-- START OF Provided information --
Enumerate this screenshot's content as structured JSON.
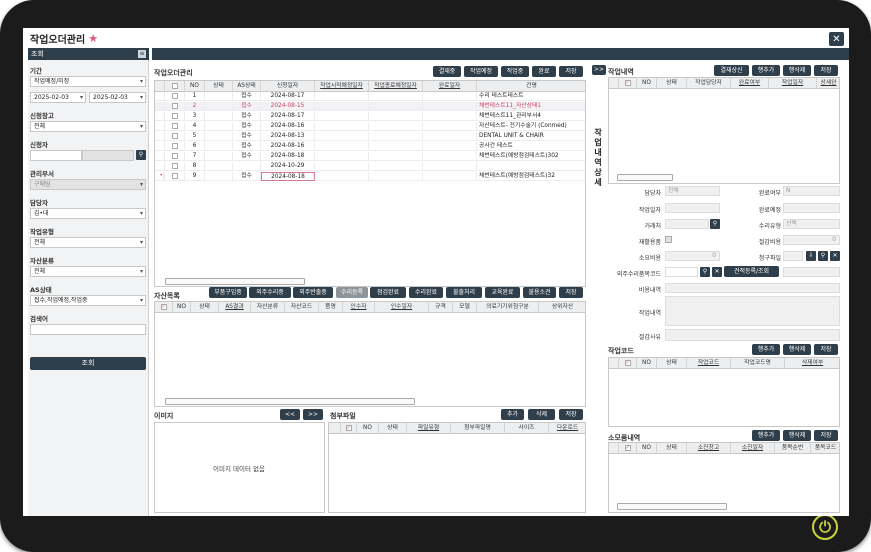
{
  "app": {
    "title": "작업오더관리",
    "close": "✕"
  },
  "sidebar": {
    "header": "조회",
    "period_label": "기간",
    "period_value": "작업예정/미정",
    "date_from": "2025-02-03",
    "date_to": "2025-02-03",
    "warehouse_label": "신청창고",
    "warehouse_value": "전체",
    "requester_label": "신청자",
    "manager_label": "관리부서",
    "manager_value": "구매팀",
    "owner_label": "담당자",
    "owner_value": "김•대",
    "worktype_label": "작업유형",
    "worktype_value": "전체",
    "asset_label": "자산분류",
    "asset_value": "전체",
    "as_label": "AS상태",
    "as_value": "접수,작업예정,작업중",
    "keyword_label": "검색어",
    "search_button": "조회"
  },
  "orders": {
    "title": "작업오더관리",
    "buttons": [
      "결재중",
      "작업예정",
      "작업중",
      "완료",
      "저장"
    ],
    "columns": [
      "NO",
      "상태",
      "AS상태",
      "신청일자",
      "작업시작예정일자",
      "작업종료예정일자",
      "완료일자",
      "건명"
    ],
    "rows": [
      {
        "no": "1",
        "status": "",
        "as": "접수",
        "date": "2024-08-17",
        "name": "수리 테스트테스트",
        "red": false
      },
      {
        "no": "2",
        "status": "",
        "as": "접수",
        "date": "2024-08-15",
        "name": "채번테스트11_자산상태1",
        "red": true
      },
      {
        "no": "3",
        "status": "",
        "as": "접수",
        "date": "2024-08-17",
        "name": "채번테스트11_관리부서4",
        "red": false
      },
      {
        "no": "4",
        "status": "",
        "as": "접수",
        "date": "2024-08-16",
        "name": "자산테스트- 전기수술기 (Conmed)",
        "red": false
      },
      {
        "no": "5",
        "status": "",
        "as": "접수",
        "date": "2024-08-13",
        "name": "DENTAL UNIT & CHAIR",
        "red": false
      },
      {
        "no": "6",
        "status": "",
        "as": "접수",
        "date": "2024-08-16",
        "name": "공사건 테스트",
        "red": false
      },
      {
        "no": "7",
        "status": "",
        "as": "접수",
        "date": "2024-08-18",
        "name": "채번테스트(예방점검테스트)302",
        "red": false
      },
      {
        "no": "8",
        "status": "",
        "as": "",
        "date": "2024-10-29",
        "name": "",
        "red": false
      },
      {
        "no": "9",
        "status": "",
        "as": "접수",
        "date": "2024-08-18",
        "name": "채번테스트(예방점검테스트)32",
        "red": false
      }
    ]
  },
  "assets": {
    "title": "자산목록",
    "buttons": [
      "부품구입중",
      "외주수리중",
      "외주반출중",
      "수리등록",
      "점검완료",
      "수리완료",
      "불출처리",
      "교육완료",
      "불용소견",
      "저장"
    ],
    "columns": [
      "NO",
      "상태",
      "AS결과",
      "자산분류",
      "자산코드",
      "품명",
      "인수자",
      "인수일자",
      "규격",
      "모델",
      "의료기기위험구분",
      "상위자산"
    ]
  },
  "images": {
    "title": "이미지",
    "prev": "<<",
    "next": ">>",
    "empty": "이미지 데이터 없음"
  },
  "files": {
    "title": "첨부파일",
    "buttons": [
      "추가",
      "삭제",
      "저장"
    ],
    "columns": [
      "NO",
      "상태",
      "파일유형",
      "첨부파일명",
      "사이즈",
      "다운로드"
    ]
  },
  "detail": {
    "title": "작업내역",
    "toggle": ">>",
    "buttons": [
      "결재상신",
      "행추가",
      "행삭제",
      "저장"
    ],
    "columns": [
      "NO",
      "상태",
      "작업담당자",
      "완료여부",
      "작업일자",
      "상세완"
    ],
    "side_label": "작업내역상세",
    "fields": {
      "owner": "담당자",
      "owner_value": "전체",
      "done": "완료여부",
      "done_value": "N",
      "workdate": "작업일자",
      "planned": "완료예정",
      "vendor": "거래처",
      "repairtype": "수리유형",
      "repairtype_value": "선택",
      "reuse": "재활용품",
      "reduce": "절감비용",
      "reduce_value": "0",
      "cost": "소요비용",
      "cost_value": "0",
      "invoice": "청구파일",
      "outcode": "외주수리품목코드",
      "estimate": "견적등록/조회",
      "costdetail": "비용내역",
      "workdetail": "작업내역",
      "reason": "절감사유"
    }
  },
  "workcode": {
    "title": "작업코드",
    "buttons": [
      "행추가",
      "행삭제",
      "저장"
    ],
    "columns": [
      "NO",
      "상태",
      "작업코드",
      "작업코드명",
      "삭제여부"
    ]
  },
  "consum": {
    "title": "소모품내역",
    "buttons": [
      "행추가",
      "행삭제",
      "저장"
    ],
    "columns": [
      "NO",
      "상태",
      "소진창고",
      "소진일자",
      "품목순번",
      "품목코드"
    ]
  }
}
-- END OF Provided information --
** Brief **
Tally the lines containing "예방점검테스트". Provide the number without any other words.

** The solution **
2